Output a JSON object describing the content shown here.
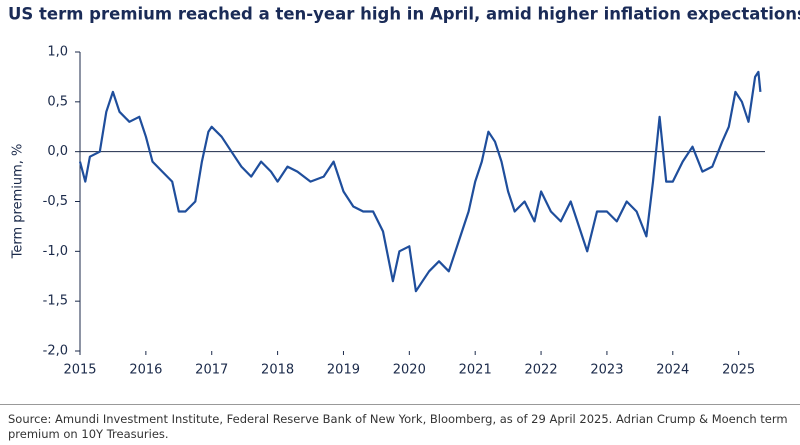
{
  "chart_data": {
    "type": "line",
    "title": "US term premium reached a ten-year high in April, amid higher inflation expectations",
    "ylabel": "Term premium, %",
    "source": "Source: Amundi Investment Institute, Federal Reserve Bank of New York, Bloomberg, as of 29 April 2025. Adrian Crump & Moench term premium on 10Y Treasuries.",
    "color": "#1f4e9c",
    "x": [
      2015.0,
      2015.08,
      2015.15,
      2015.3,
      2015.4,
      2015.5,
      2015.6,
      2015.75,
      2015.9,
      2016.0,
      2016.1,
      2016.25,
      2016.4,
      2016.5,
      2016.6,
      2016.75,
      2016.85,
      2016.95,
      2017.0,
      2017.15,
      2017.3,
      2017.45,
      2017.6,
      2017.75,
      2017.9,
      2018.0,
      2018.15,
      2018.3,
      2018.5,
      2018.7,
      2018.85,
      2019.0,
      2019.15,
      2019.3,
      2019.45,
      2019.6,
      2019.75,
      2019.85,
      2020.0,
      2020.1,
      2020.2,
      2020.3,
      2020.45,
      2020.6,
      2020.75,
      2020.9,
      2021.0,
      2021.1,
      2021.2,
      2021.3,
      2021.4,
      2021.5,
      2021.6,
      2021.75,
      2021.9,
      2022.0,
      2022.15,
      2022.3,
      2022.45,
      2022.6,
      2022.7,
      2022.85,
      2023.0,
      2023.15,
      2023.3,
      2023.45,
      2023.6,
      2023.7,
      2023.8,
      2023.9,
      2024.0,
      2024.15,
      2024.3,
      2024.45,
      2024.6,
      2024.75,
      2024.85,
      2024.95,
      2025.05,
      2025.15,
      2025.25,
      2025.3,
      2025.33
    ],
    "values": [
      -0.1,
      -0.3,
      -0.05,
      0.0,
      0.4,
      0.6,
      0.4,
      0.3,
      0.35,
      0.15,
      -0.1,
      -0.2,
      -0.3,
      -0.6,
      -0.6,
      -0.5,
      -0.1,
      0.2,
      0.25,
      0.15,
      0.0,
      -0.15,
      -0.25,
      -0.1,
      -0.2,
      -0.3,
      -0.15,
      -0.2,
      -0.3,
      -0.25,
      -0.1,
      -0.4,
      -0.55,
      -0.6,
      -0.6,
      -0.8,
      -1.3,
      -1.0,
      -0.95,
      -1.4,
      -1.3,
      -1.2,
      -1.1,
      -1.2,
      -0.9,
      -0.6,
      -0.3,
      -0.1,
      0.2,
      0.1,
      -0.1,
      -0.4,
      -0.6,
      -0.5,
      -0.7,
      -0.4,
      -0.6,
      -0.7,
      -0.5,
      -0.8,
      -1.0,
      -0.6,
      -0.6,
      -0.7,
      -0.5,
      -0.6,
      -0.85,
      -0.3,
      0.35,
      -0.3,
      -0.3,
      -0.1,
      0.05,
      -0.2,
      -0.15,
      0.1,
      0.25,
      0.6,
      0.5,
      0.3,
      0.75,
      0.8,
      0.6
    ],
    "xlim": [
      2015,
      2025.4
    ],
    "xticks": [
      2015,
      2016,
      2017,
      2018,
      2019,
      2020,
      2021,
      2022,
      2023,
      2024,
      2025
    ],
    "ylim": [
      -2,
      1
    ],
    "yticks": [
      {
        "value": -2,
        "label": "-2,0"
      },
      {
        "value": -1.5,
        "label": "-1,5"
      },
      {
        "value": -1,
        "label": "-1,0"
      },
      {
        "value": -0.5,
        "label": "-0,5"
      },
      {
        "value": 0,
        "label": "0,0"
      },
      {
        "value": 0.5,
        "label": "0,5"
      },
      {
        "value": 1,
        "label": "1,0"
      }
    ]
  }
}
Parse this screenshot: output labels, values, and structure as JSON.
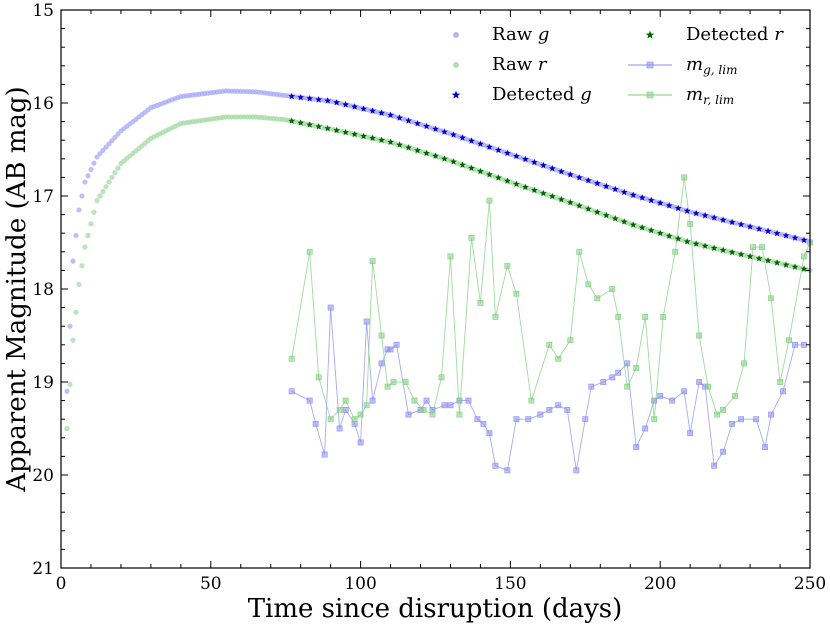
{
  "chart_data": {
    "type": "scatter",
    "xlabel": "Time since disruption (days)",
    "ylabel": "Apparent Magnitude (AB mag)",
    "xlim": [
      0,
      250
    ],
    "ylim": [
      15,
      21
    ],
    "y_inverted": true,
    "x_ticks": [
      0,
      50,
      100,
      150,
      200,
      250
    ],
    "y_ticks": [
      15,
      16,
      17,
      18,
      19,
      20,
      21
    ],
    "grid": false,
    "legend_position": "top-right",
    "model_g": {
      "description": "smooth light curve, g band",
      "points": [
        [
          2,
          19.1
        ],
        [
          4,
          17.7
        ],
        [
          6,
          17.15
        ],
        [
          8,
          16.85
        ],
        [
          12,
          16.58
        ],
        [
          20,
          16.3
        ],
        [
          30,
          16.05
        ],
        [
          40,
          15.93
        ],
        [
          55,
          15.87
        ],
        [
          65,
          15.88
        ],
        [
          75,
          15.92
        ],
        [
          90,
          15.98
        ],
        [
          110,
          16.13
        ],
        [
          130,
          16.33
        ],
        [
          150,
          16.55
        ],
        [
          170,
          16.77
        ],
        [
          190,
          16.98
        ],
        [
          210,
          17.17
        ],
        [
          230,
          17.33
        ],
        [
          250,
          17.49
        ]
      ]
    },
    "model_r": {
      "description": "smooth light curve, r band",
      "points": [
        [
          2,
          19.5
        ],
        [
          4,
          18.55
        ],
        [
          6,
          17.95
        ],
        [
          8,
          17.55
        ],
        [
          12,
          17.05
        ],
        [
          20,
          16.65
        ],
        [
          30,
          16.38
        ],
        [
          40,
          16.22
        ],
        [
          55,
          16.15
        ],
        [
          65,
          16.15
        ],
        [
          75,
          16.18
        ],
        [
          90,
          16.28
        ],
        [
          110,
          16.42
        ],
        [
          130,
          16.62
        ],
        [
          150,
          16.85
        ],
        [
          170,
          17.07
        ],
        [
          190,
          17.3
        ],
        [
          210,
          17.5
        ],
        [
          230,
          17.65
        ],
        [
          250,
          17.8
        ]
      ]
    },
    "detected_start_day": 77,
    "lim_g": {
      "x": [
        77,
        83,
        85,
        88,
        90,
        93,
        95,
        98,
        100,
        102,
        104,
        107,
        109,
        110,
        112,
        116,
        120,
        122,
        124,
        128,
        130,
        133,
        136,
        139,
        141,
        143,
        145,
        149,
        152,
        156,
        160,
        163,
        166,
        169,
        172,
        175,
        177,
        181,
        184,
        186,
        189,
        192,
        195,
        198,
        200,
        204,
        208,
        210,
        213,
        215,
        218,
        221,
        224,
        227,
        232,
        235,
        237,
        241,
        245,
        248
      ],
      "y": [
        19.1,
        19.2,
        19.45,
        19.78,
        18.2,
        19.5,
        19.3,
        19.45,
        19.65,
        18.35,
        19.2,
        18.8,
        18.65,
        18.65,
        18.6,
        19.35,
        19.3,
        19.2,
        19.3,
        19.25,
        19.25,
        19.2,
        19.2,
        19.4,
        19.45,
        19.55,
        19.9,
        19.95,
        19.4,
        19.4,
        19.35,
        19.3,
        19.25,
        19.3,
        19.95,
        19.4,
        19.05,
        19.0,
        18.95,
        18.9,
        18.8,
        19.7,
        19.5,
        19.2,
        19.15,
        19.2,
        19.1,
        19.55,
        19.0,
        19.05,
        19.9,
        19.75,
        19.45,
        19.4,
        19.4,
        19.7,
        19.35,
        19.1,
        18.6,
        18.6
      ]
    },
    "lim_r": {
      "x": [
        77,
        83,
        86,
        90,
        93,
        95,
        98,
        100,
        102,
        104,
        107,
        109,
        111,
        115,
        118,
        121,
        124,
        127,
        130,
        133,
        137,
        140,
        143,
        145,
        149,
        152,
        157,
        163,
        166,
        170,
        173,
        176,
        179,
        184,
        186,
        189,
        192,
        195,
        198,
        201,
        205,
        208,
        210,
        213,
        216,
        219,
        221,
        225,
        228,
        231,
        234,
        237,
        240,
        243,
        248,
        250
      ],
      "y": [
        18.75,
        17.6,
        18.95,
        19.4,
        19.3,
        19.2,
        19.4,
        19.35,
        19.25,
        17.7,
        18.5,
        19.05,
        19.0,
        19.0,
        19.2,
        19.3,
        19.35,
        18.95,
        17.65,
        19.35,
        17.45,
        18.15,
        17.05,
        18.3,
        17.75,
        18.05,
        19.2,
        18.6,
        18.75,
        18.55,
        17.6,
        17.95,
        18.1,
        18.0,
        18.3,
        19.05,
        18.85,
        18.3,
        19.4,
        18.3,
        17.6,
        16.8,
        17.3,
        18.5,
        19.05,
        19.35,
        19.3,
        19.15,
        18.8,
        17.55,
        17.55,
        18.1,
        19.0,
        18.55,
        17.65,
        17.5
      ]
    },
    "legend": [
      {
        "label": "Raw",
        "italic": "g"
      },
      {
        "label": "Raw",
        "italic": "r"
      },
      {
        "label": "Detected",
        "italic": "g"
      },
      {
        "label": "Detected",
        "italic": "r"
      },
      {
        "label": "m",
        "sub": "g, lim"
      },
      {
        "label": "m",
        "sub": "r, lim"
      }
    ],
    "colors": {
      "raw_g": "#a9a9f5",
      "raw_r": "#a6d9a6",
      "detected_g": "#0000cc",
      "detected_r": "#006400",
      "lim_g": "#8a8ef0",
      "lim_r": "#7fcf7f"
    }
  }
}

=======

> [Directions for this task]: Gather up the lines that contain the word "smooth".

> [Answer in full]:
      "description": "smooth light curve, g band",
      "description": "smooth light curve, r band",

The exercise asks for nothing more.